Extract the listing from its first line through the line containing "tool-desc: 商品品质分析: [966, 644, 1035, 658]", both included, and reproduce those lines exactly.

→ RECORDS FOR THE TASK:
::::

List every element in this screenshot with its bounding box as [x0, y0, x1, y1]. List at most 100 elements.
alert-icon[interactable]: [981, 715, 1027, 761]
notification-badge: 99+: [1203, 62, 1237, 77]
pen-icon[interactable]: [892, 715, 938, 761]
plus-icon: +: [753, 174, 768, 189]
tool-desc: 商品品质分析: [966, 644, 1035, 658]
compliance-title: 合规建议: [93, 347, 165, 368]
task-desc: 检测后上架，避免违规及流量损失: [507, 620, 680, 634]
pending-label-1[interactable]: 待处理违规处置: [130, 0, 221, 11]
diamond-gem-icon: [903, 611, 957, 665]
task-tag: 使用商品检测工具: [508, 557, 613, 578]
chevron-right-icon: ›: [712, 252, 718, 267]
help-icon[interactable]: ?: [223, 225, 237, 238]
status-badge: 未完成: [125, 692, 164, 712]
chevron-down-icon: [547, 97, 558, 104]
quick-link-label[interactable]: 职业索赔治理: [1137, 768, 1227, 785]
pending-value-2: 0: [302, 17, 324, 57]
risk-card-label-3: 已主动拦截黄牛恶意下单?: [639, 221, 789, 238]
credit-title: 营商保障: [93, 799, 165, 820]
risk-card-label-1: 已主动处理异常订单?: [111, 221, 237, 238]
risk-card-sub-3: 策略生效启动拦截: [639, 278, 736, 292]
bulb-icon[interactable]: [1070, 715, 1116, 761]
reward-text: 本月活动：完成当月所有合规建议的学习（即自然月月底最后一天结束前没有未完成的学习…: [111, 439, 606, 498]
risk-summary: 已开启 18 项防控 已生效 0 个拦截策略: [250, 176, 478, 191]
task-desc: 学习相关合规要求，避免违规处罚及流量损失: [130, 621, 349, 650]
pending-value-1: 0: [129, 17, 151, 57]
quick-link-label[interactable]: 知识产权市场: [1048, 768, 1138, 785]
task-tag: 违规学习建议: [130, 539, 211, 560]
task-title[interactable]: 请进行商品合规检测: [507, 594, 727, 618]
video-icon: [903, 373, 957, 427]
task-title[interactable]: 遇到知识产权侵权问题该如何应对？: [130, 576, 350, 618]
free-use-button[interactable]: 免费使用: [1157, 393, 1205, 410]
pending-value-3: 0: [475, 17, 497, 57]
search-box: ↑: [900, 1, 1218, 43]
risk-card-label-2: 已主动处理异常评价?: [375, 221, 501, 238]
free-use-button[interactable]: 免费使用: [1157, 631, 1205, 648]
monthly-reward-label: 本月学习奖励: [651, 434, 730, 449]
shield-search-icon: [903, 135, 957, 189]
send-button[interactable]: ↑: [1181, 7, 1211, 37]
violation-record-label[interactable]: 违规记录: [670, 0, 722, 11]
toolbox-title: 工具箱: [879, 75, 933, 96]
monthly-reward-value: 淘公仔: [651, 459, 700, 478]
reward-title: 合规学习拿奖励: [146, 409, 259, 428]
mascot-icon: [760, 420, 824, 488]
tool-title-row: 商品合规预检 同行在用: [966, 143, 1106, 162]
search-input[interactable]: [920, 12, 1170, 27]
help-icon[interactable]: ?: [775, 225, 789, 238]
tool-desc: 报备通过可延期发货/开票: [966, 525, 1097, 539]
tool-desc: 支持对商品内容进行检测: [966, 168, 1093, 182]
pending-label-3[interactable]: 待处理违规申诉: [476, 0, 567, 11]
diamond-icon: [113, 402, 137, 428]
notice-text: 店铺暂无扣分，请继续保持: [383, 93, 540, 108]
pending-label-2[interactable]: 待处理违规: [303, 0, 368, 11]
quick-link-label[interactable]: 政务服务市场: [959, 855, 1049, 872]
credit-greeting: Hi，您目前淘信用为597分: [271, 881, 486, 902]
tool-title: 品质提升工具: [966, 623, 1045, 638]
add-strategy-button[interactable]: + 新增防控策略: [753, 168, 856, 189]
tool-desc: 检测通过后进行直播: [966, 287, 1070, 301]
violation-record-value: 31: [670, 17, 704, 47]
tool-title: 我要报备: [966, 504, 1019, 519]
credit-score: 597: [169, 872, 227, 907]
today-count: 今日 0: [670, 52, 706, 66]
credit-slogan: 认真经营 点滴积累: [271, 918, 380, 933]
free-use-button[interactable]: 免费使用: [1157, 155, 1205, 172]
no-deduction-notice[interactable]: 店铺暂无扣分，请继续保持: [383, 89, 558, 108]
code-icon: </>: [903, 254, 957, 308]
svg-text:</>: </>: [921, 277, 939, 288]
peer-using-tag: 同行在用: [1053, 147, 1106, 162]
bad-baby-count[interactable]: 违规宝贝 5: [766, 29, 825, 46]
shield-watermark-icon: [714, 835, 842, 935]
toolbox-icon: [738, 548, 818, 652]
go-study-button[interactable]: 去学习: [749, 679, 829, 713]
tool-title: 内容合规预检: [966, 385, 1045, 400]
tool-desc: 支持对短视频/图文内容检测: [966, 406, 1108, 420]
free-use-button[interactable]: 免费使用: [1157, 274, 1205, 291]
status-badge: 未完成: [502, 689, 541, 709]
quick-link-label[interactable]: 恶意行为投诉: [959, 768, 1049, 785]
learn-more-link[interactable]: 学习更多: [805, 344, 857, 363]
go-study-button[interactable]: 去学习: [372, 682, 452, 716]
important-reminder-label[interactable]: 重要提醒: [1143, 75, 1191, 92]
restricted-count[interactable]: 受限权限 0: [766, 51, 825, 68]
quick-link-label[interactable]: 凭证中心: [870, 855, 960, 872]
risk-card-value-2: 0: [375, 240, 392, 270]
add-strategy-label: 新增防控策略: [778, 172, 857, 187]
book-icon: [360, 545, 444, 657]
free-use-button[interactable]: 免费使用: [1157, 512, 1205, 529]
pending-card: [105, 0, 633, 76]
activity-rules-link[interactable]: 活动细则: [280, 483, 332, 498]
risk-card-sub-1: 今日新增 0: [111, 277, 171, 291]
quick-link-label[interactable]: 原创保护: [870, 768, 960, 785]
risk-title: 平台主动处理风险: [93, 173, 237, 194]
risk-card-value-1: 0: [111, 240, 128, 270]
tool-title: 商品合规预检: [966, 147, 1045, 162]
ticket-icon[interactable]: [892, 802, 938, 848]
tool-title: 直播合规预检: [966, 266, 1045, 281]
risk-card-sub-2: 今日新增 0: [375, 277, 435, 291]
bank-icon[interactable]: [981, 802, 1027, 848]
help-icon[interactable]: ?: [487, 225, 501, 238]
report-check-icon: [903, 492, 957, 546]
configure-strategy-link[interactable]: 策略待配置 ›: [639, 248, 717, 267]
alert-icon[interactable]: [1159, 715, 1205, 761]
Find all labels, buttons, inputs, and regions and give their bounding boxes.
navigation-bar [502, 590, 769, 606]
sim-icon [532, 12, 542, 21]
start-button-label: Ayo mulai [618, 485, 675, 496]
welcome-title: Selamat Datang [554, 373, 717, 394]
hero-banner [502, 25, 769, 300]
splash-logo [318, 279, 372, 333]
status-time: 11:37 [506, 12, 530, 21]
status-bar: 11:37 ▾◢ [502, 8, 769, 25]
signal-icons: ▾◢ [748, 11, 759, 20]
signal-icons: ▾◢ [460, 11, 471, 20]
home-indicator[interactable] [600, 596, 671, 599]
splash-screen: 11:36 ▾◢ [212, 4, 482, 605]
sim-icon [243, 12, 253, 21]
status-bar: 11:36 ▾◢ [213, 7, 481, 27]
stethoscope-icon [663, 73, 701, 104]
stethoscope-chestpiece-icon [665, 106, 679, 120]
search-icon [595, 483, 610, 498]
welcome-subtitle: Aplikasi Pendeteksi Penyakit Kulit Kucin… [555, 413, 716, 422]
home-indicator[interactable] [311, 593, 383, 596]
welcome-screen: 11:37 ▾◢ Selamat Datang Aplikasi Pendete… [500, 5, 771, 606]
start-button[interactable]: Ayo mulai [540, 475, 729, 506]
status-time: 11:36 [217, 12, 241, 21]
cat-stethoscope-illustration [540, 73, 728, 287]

::::

→ RESULT OF THIS TASK:
List every element in this screenshot with its bounding box as [x0, y0, x1, y1]. List at most 100 elements.
alert-icon[interactable]: [981, 715, 1027, 761]
notification-badge: 99+: [1203, 62, 1237, 77]
pen-icon[interactable]: [892, 715, 938, 761]
plus-icon: +: [753, 174, 768, 189]
tool-desc: 商品品质分析: [966, 644, 1035, 658]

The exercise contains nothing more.